* _What you are asked to do_
Repeat the material in full. Keep every line exactly as it is.

━━━

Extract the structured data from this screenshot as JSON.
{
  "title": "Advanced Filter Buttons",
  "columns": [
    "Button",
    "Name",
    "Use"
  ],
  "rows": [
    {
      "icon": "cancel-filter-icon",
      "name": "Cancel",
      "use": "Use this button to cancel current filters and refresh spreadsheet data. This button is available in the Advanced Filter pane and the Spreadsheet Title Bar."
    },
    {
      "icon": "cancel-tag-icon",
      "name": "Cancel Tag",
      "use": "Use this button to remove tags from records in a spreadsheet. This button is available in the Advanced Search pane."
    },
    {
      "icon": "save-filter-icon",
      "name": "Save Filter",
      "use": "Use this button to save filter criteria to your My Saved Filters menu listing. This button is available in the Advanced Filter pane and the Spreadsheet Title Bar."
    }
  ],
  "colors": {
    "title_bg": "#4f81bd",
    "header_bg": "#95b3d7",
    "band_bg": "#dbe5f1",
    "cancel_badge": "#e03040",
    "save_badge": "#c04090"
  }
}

━━━

* _Solution_
Extract the structured data from this screenshot as JSON.
{
  "title": "Advanced Filter Buttons",
  "columns": [
    "Button",
    "Name",
    "Use"
  ],
  "rows": [
    {
      "icon": "cancel-filter-icon",
      "name": "Cancel",
      "use": "Use this button to cancel current filters and refresh spreadsheet data. This button is available in the Advanced Filter pane and the Spreadsheet Title Bar."
    },
    {
      "icon": "cancel-tag-icon",
      "name": "Cancel Tag",
      "use": "Use this button to remove tags from records in a spreadsheet. This button is available in the Advanced Search pane."
    },
    {
      "icon": "save-filter-icon",
      "name": "Save Filter",
      "use": "Use this button to save filter criteria to your My Saved Filters menu listing. This button is available in the Advanced Filter pane and the Spreadsheet Title Bar."
    }
  ],
  "colors": {
    "title_bg": "#4f81bd",
    "header_bg": "#95b3d7",
    "band_bg": "#dbe5f1",
    "cancel_badge": "#e03040",
    "save_badge": "#c04090"
  }
}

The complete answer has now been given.